* [Instructions for the task]: Wherever a line holds the string "Physics", copy that line.

* [Provided entries]:
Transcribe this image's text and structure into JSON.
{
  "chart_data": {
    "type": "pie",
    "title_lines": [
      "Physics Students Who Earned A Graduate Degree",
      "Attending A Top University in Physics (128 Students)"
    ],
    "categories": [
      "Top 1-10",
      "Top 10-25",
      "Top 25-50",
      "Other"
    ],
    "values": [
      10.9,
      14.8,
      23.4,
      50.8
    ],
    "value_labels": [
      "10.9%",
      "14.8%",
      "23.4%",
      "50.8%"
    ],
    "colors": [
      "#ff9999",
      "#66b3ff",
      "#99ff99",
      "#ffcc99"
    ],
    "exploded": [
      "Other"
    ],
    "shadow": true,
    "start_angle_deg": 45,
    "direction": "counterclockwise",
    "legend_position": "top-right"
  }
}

* [Output of the exercise]:
      "Physics Students Who Earned A Graduate Degree",
      "Attending A Top University in Physics (128 Students)"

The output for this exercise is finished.